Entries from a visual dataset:
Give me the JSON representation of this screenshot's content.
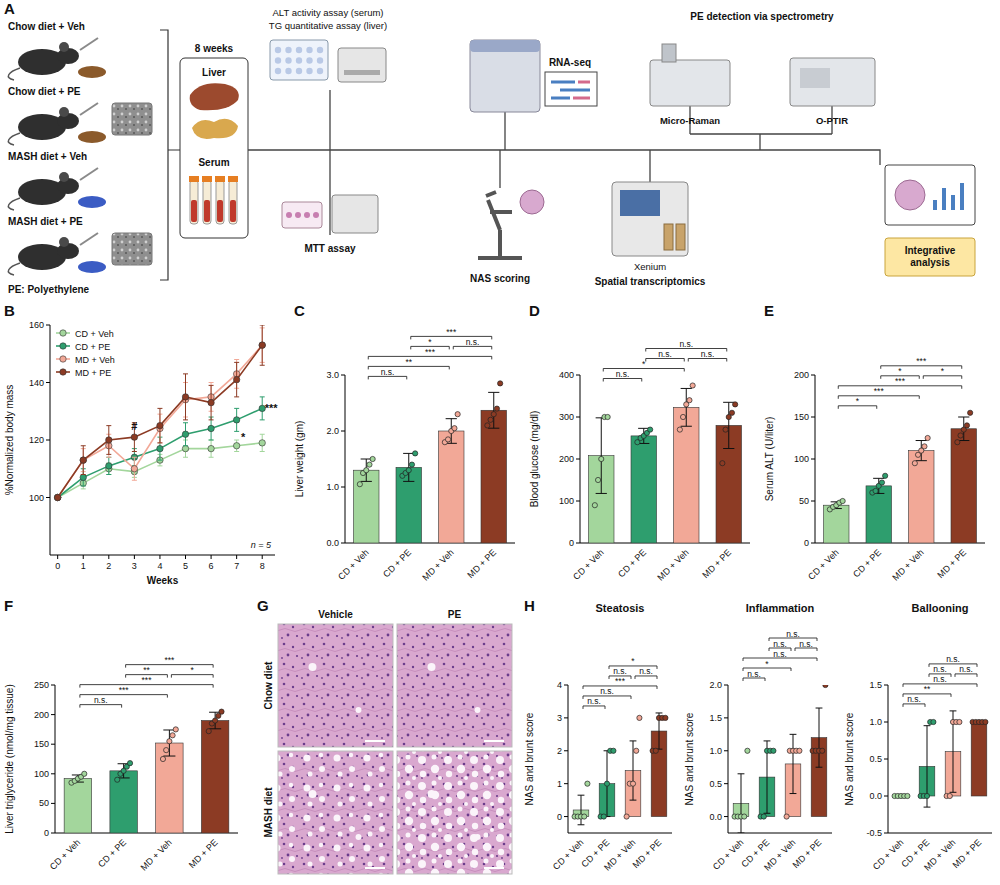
{
  "diagram": {
    "panel": "A",
    "groups": [
      "Chow diet + Veh",
      "Chow diet + PE",
      "MASH diet + Veh",
      "MASH diet + PE"
    ],
    "note": "PE: Polyethylene",
    "duration": "8 weeks",
    "samples": [
      "Liver",
      "Serum"
    ],
    "assays": [
      "ALT activity assay (serum)",
      "TG quantitative assay (liver)",
      "RNA-seq",
      "PE detection via spectrometry",
      "Micro-Raman",
      "O-PTIR",
      "MTT assay",
      "NAS scoring",
      "Xenium",
      "Spatial transcriptomics",
      "Integrative analysis"
    ]
  },
  "images": {
    "panel": "G",
    "columns": [
      "Vehicle",
      "PE"
    ],
    "rows": [
      "Chow diet",
      "MASH diet"
    ]
  },
  "chart_data": [
    {
      "panel": "B",
      "type": "line",
      "x_label": "Weeks",
      "y_label": "%Normalized body mass",
      "x": [
        0,
        1,
        2,
        3,
        4,
        5,
        6,
        7,
        8
      ],
      "xlim": [
        -0.3,
        8.5
      ],
      "xticks": [
        0,
        1,
        2,
        3,
        4,
        5,
        6,
        7,
        8
      ],
      "ylim": [
        80,
        160
      ],
      "yticks": [
        100,
        120,
        140,
        160
      ],
      "legend": "top-left",
      "note": "n = 5",
      "series": [
        {
          "name": "CD + Veh",
          "color": "#a3d69c",
          "marker": "circle",
          "values": [
            100,
            105,
            110,
            109,
            113,
            117,
            117,
            118,
            119
          ],
          "errors": [
            0,
            2,
            2,
            2,
            2,
            3,
            3,
            2,
            3
          ]
        },
        {
          "name": "CD + PE",
          "color": "#2e9e6e",
          "marker": "circle",
          "values": [
            100,
            107,
            111,
            114,
            117,
            122,
            124,
            127,
            131
          ],
          "errors": [
            0,
            3,
            3,
            3,
            4,
            4,
            4,
            4,
            4
          ]
        },
        {
          "name": "MD + Veh",
          "color": "#f2a897",
          "marker": "circle",
          "values": [
            100,
            113,
            118,
            110,
            124,
            134,
            135,
            143,
            153
          ],
          "errors": [
            0,
            4,
            4,
            4,
            5,
            6,
            5,
            5,
            6
          ]
        },
        {
          "name": "MD + PE",
          "color": "#8c3b24",
          "marker": "circle",
          "values": [
            100,
            113,
            120,
            121,
            125,
            135,
            133,
            141,
            153
          ],
          "errors": [
            0,
            5,
            5,
            5,
            6,
            8,
            6,
            6,
            7
          ]
        }
      ],
      "annotations": [
        {
          "text": "#",
          "x": 3,
          "y": 125
        },
        {
          "text": "*",
          "x": 7.25,
          "y": 121
        },
        {
          "text": "***",
          "x": 8.35,
          "y": 131
        }
      ]
    },
    {
      "panel": "C",
      "type": "bar",
      "y_label": "Liver weight (gm)",
      "categories": [
        "CD + Veh",
        "CD + PE",
        "MD + Veh",
        "MD + PE"
      ],
      "values": [
        1.3,
        1.35,
        2.0,
        2.37
      ],
      "errors": [
        0.2,
        0.25,
        0.22,
        0.32
      ],
      "points": [
        [
          1.05,
          1.25,
          1.3,
          1.4,
          1.5
        ],
        [
          1.2,
          1.25,
          1.3,
          1.4,
          1.6
        ],
        [
          1.8,
          1.85,
          2.0,
          2.05,
          2.3
        ],
        [
          2.1,
          2.2,
          2.3,
          2.4,
          2.85
        ]
      ],
      "colors": [
        "#a3d69c",
        "#2e9e6e",
        "#f2a897",
        "#8c3b24"
      ],
      "ylim": [
        0,
        3
      ],
      "yticks": [
        {
          "value": 0,
          "label": "0.0"
        },
        {
          "value": 1,
          "label": "1.0"
        },
        {
          "value": 2,
          "label": "2.0"
        },
        {
          "value": 3,
          "label": "3.0"
        }
      ],
      "comparisons": [
        {
          "pair": [
            0,
            1
          ],
          "label": "n.s."
        },
        {
          "pair": [
            0,
            2
          ],
          "label": "**"
        },
        {
          "pair": [
            0,
            3
          ],
          "label": "***"
        },
        {
          "pair": [
            1,
            2
          ],
          "label": "*"
        },
        {
          "pair": [
            2,
            3
          ],
          "label": "n.s."
        },
        {
          "pair": [
            1,
            3
          ],
          "label": "***"
        }
      ]
    },
    {
      "panel": "D",
      "type": "bar",
      "y_label": "Blood glucose (mg/dl)",
      "categories": [
        "CD + Veh",
        "CD + PE",
        "MD + Veh",
        "MD + PE"
      ],
      "values": [
        208,
        255,
        323,
        280
      ],
      "errors": [
        90,
        18,
        45,
        55
      ],
      "points": [
        [
          90,
          150,
          200,
          300,
          300
        ],
        [
          240,
          250,
          255,
          262,
          270
        ],
        [
          270,
          300,
          330,
          340,
          375
        ],
        [
          190,
          270,
          300,
          310,
          330
        ]
      ],
      "colors": [
        "#a3d69c",
        "#2e9e6e",
        "#f2a897",
        "#8c3b24"
      ],
      "ylim": [
        0,
        400
      ],
      "yticks": [
        0,
        100,
        200,
        300,
        400
      ],
      "comparisons": [
        {
          "pair": [
            0,
            1
          ],
          "label": "n.s."
        },
        {
          "pair": [
            0,
            2
          ],
          "label": "*"
        },
        {
          "pair": [
            1,
            2
          ],
          "label": "n.s."
        },
        {
          "pair": [
            2,
            3
          ],
          "label": "n.s."
        },
        {
          "pair": [
            1,
            3
          ],
          "label": "n.s."
        }
      ]
    },
    {
      "panel": "E",
      "type": "bar",
      "y_label": "Serum ALT (U/liter)",
      "categories": [
        "CD + Veh",
        "CD + PE",
        "MD + Veh",
        "MD + PE"
      ],
      "values": [
        45,
        68,
        110,
        136
      ],
      "errors": [
        4,
        9,
        12,
        14
      ],
      "points": [
        [
          40,
          43,
          45,
          48,
          50
        ],
        [
          60,
          62,
          68,
          72,
          80
        ],
        [
          95,
          105,
          110,
          115,
          125
        ],
        [
          120,
          128,
          135,
          140,
          155
        ]
      ],
      "colors": [
        "#a3d69c",
        "#2e9e6e",
        "#f2a897",
        "#8c3b24"
      ],
      "ylim": [
        0,
        200
      ],
      "yticks": [
        0,
        50,
        100,
        150,
        200
      ],
      "comparisons": [
        {
          "pair": [
            0,
            1
          ],
          "label": "*"
        },
        {
          "pair": [
            0,
            2
          ],
          "label": "***"
        },
        {
          "pair": [
            0,
            3
          ],
          "label": "***"
        },
        {
          "pair": [
            1,
            2
          ],
          "label": "*"
        },
        {
          "pair": [
            2,
            3
          ],
          "label": "*"
        },
        {
          "pair": [
            1,
            3
          ],
          "label": "***"
        }
      ]
    },
    {
      "panel": "F",
      "type": "bar",
      "y_label": "Liver triglyceride (nmol/mg tissue)",
      "categories": [
        "CD + Veh",
        "CD + PE",
        "MD + Veh",
        "MD + PE"
      ],
      "values": [
        92,
        105,
        152,
        190
      ],
      "errors": [
        6,
        12,
        22,
        14
      ],
      "points": [
        [
          85,
          88,
          92,
          95,
          100
        ],
        [
          90,
          100,
          105,
          112,
          118
        ],
        [
          125,
          140,
          155,
          165,
          175
        ],
        [
          172,
          185,
          190,
          198,
          205
        ]
      ],
      "colors": [
        "#a3d69c",
        "#2e9e6e",
        "#f2a897",
        "#8c3b24"
      ],
      "ylim": [
        0,
        250
      ],
      "yticks": [
        0,
        50,
        100,
        150,
        200,
        250
      ],
      "comparisons": [
        {
          "pair": [
            0,
            1
          ],
          "label": "n.s."
        },
        {
          "pair": [
            0,
            2
          ],
          "label": "***"
        },
        {
          "pair": [
            0,
            3
          ],
          "label": "***"
        },
        {
          "pair": [
            1,
            2
          ],
          "label": "**"
        },
        {
          "pair": [
            2,
            3
          ],
          "label": "*"
        },
        {
          "pair": [
            1,
            3
          ],
          "label": "***"
        }
      ]
    },
    {
      "panel": "H",
      "type": "bar",
      "title": "Steatosis",
      "y_label": "NAS and brunt score",
      "categories": [
        "CD + Veh",
        "CD + PE",
        "MD + Veh",
        "MD + PE"
      ],
      "values": [
        0.2,
        1.0,
        1.4,
        2.6
      ],
      "errors": [
        0.45,
        1.0,
        0.9,
        0.55
      ],
      "points": [
        [
          0,
          0,
          0,
          0,
          1
        ],
        [
          0,
          0,
          1,
          2,
          2
        ],
        [
          0,
          1,
          1,
          2,
          3
        ],
        [
          2,
          2,
          3,
          3,
          3
        ]
      ],
      "colors": [
        "#a3d69c",
        "#2e9e6e",
        "#f2a897",
        "#8c3b24"
      ],
      "ylim": [
        -0.5,
        4
      ],
      "yticks": [
        0,
        1,
        2,
        3,
        4
      ],
      "comparisons": [
        {
          "pair": [
            0,
            1
          ],
          "label": "n.s."
        },
        {
          "pair": [
            0,
            2
          ],
          "label": "n.s."
        },
        {
          "pair": [
            0,
            3
          ],
          "label": "***"
        },
        {
          "pair": [
            1,
            2
          ],
          "label": "n.s."
        },
        {
          "pair": [
            2,
            3
          ],
          "label": "n.s."
        },
        {
          "pair": [
            1,
            3
          ],
          "label": "*"
        }
      ]
    },
    {
      "type": "bar",
      "title": "Inflammation",
      "y_label": "NAS and brunt score",
      "categories": [
        "CD + Veh",
        "CD + PE",
        "MD + Veh",
        "MD + PE"
      ],
      "values": [
        0.2,
        0.6,
        0.8,
        1.2
      ],
      "errors": [
        0.45,
        0.55,
        0.45,
        0.45
      ],
      "points": [
        [
          0,
          0,
          0,
          0,
          1
        ],
        [
          0,
          0,
          1,
          1,
          1
        ],
        [
          0,
          1,
          1,
          1,
          1
        ],
        [
          1,
          1,
          1,
          1,
          2
        ]
      ],
      "colors": [
        "#a3d69c",
        "#2e9e6e",
        "#f2a897",
        "#8c3b24"
      ],
      "ylim": [
        -0.25,
        2
      ],
      "yticks": [
        {
          "value": 0,
          "label": "0.0"
        },
        {
          "value": 0.5,
          "label": "0.5"
        },
        {
          "value": 1,
          "label": "1.0"
        },
        {
          "value": 1.5,
          "label": "1.5"
        },
        {
          "value": 2,
          "label": "2.0"
        }
      ],
      "comparisons": [
        {
          "pair": [
            0,
            1
          ],
          "label": "n.s."
        },
        {
          "pair": [
            0,
            2
          ],
          "label": "*"
        },
        {
          "pair": [
            0,
            3
          ],
          "label": "n.s."
        },
        {
          "pair": [
            1,
            2
          ],
          "label": "n.s."
        },
        {
          "pair": [
            2,
            3
          ],
          "label": "n.s."
        },
        {
          "pair": [
            1,
            3
          ],
          "label": "n.s."
        }
      ]
    },
    {
      "type": "bar",
      "title": "Ballooning",
      "y_label": "NAS and brunt score",
      "categories": [
        "CD + Veh",
        "CD + PE",
        "MD + Veh",
        "MD + PE"
      ],
      "values": [
        0,
        0.4,
        0.6,
        1.0
      ],
      "errors": [
        0,
        0.55,
        0.55,
        0
      ],
      "points": [
        [
          0,
          0,
          0,
          0,
          0
        ],
        [
          0,
          0,
          0,
          1,
          1
        ],
        [
          0,
          0,
          1,
          1,
          1
        ],
        [
          1,
          1,
          1,
          1,
          1
        ]
      ],
      "colors": [
        "#a3d69c",
        "#2e9e6e",
        "#f2a897",
        "#8c3b24"
      ],
      "ylim": [
        -0.5,
        1.5
      ],
      "yticks": [
        {
          "value": -0.5,
          "label": "-0.5"
        },
        {
          "value": 0,
          "label": "0.0"
        },
        {
          "value": 0.5,
          "label": "0.5"
        },
        {
          "value": 1,
          "label": "1.0"
        },
        {
          "value": 1.5,
          "label": "1.5"
        }
      ],
      "comparisons": [
        {
          "pair": [
            0,
            1
          ],
          "label": "n.s."
        },
        {
          "pair": [
            0,
            2
          ],
          "label": "**"
        },
        {
          "pair": [
            0,
            3
          ],
          "label": "n.s."
        },
        {
          "pair": [
            1,
            2
          ],
          "label": "n.s."
        },
        {
          "pair": [
            2,
            3
          ],
          "label": "n.s."
        },
        {
          "pair": [
            1,
            3
          ],
          "label": "n.s."
        }
      ]
    }
  ]
}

### WHAT YOU WILL DO
Select all lines with the word "title" from the entries above.

### SOLUTION
      "title": "Steatosis",
      "title": "Inflammation",
      "title": "Ballooning",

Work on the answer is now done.